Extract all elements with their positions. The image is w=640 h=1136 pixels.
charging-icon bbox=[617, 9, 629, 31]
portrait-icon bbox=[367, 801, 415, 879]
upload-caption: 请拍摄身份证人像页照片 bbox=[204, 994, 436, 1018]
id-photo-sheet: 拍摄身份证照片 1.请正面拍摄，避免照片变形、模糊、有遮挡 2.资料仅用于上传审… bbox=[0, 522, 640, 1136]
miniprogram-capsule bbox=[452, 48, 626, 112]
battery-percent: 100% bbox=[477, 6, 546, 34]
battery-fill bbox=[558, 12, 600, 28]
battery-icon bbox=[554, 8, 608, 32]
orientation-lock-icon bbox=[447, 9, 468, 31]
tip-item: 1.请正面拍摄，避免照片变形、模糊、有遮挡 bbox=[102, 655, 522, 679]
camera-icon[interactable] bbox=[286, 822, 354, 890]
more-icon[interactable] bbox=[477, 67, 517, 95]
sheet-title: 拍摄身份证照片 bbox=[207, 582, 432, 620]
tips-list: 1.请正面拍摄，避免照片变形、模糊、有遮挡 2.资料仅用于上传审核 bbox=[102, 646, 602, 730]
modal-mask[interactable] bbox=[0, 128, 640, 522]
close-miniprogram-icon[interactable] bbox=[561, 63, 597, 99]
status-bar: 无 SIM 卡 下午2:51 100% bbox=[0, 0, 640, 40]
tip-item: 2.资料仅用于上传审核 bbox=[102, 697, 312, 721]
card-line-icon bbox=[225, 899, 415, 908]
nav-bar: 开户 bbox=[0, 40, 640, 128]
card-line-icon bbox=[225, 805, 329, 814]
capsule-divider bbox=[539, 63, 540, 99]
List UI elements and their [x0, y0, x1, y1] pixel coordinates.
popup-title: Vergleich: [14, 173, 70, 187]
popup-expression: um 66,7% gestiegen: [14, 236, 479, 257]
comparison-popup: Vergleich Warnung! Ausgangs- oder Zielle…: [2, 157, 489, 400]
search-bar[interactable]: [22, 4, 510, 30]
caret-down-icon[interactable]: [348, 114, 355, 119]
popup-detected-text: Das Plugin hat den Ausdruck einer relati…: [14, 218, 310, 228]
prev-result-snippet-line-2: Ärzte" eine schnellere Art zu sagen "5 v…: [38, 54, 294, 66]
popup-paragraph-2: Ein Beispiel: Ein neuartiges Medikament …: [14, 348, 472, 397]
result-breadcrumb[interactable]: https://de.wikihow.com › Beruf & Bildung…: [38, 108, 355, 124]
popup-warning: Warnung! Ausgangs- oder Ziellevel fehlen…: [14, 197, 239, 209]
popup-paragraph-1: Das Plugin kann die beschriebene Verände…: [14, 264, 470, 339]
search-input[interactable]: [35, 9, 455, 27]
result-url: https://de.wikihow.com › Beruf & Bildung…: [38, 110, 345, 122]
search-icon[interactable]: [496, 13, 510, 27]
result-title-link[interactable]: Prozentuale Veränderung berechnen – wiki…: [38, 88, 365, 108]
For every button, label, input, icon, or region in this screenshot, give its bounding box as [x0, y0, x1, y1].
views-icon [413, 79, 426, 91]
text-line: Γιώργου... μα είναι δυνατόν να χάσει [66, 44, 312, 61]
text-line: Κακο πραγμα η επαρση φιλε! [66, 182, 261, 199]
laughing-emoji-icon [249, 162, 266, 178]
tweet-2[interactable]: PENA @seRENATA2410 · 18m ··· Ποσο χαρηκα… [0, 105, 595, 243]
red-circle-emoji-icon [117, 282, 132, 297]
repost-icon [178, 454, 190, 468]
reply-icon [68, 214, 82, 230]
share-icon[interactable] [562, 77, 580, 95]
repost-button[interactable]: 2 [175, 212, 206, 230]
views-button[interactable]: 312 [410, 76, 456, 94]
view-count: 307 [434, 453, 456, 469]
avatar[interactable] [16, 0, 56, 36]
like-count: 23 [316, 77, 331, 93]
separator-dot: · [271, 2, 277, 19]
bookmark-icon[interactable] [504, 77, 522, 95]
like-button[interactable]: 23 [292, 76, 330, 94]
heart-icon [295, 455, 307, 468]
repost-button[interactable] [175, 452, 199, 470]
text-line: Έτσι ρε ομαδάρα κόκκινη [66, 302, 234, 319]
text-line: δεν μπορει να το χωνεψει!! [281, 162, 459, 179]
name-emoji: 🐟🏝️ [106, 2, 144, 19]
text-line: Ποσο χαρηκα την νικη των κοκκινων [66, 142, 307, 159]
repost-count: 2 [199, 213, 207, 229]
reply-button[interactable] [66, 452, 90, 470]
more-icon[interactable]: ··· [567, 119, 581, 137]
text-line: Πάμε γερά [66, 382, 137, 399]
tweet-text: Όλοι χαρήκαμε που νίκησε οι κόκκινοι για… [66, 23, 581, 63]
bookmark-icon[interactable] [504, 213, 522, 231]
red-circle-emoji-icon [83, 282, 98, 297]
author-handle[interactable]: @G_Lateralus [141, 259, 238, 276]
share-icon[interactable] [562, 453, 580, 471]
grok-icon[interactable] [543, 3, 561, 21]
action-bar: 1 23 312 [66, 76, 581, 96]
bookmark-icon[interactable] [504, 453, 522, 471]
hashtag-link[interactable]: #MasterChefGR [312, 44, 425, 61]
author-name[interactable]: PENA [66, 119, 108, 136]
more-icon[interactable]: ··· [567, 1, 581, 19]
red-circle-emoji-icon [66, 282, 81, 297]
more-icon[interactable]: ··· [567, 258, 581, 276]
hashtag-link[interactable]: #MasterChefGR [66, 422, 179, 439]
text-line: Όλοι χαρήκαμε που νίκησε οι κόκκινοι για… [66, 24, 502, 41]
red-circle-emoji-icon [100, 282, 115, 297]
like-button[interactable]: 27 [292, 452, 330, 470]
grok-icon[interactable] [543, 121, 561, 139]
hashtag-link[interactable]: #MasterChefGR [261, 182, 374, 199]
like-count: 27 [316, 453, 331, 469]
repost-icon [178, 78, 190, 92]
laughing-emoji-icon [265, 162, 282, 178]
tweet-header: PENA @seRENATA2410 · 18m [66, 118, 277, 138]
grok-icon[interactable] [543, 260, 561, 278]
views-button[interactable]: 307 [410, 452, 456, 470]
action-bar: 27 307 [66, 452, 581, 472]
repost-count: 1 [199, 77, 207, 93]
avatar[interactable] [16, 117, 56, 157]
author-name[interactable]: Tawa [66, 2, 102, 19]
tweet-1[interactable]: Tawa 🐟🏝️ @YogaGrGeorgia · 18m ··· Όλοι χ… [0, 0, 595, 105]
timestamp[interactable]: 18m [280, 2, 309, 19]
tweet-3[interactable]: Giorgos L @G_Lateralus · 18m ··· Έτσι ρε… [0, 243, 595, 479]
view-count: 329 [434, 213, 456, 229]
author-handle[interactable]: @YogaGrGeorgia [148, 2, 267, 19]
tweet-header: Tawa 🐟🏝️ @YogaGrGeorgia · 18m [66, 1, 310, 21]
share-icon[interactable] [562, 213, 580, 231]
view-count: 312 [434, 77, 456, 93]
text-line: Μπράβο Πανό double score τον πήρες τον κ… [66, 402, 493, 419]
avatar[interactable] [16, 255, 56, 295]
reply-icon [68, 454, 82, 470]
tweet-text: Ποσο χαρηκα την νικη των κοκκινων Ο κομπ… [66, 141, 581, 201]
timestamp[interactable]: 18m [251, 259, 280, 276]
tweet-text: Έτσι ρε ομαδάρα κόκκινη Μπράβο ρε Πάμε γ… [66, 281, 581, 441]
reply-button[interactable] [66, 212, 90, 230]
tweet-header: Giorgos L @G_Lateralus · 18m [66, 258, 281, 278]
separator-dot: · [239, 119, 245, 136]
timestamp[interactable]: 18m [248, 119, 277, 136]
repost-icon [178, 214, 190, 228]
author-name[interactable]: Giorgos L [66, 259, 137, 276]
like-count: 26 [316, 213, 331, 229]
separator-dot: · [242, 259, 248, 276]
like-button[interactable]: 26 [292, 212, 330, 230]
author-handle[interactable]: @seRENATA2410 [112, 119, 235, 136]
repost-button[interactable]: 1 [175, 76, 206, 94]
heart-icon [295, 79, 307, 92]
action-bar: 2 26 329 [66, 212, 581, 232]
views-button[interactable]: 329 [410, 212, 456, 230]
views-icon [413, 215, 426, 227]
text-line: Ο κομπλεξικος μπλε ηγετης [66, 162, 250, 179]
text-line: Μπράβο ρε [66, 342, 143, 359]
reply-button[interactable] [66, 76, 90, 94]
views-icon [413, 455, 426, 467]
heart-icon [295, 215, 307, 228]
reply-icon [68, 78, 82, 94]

───

The task
Copy the records above verbatim, starting at their first line and ending with the line that contains "upload-caption: 请拍摄身份证人像页照片 bbox=[204, 994, 436, 1018]", both included.

Task response
Extract all elements with their positions. The image is w=640 h=1136 pixels.
charging-icon bbox=[617, 9, 629, 31]
portrait-icon bbox=[367, 801, 415, 879]
upload-caption: 请拍摄身份证人像页照片 bbox=[204, 994, 436, 1018]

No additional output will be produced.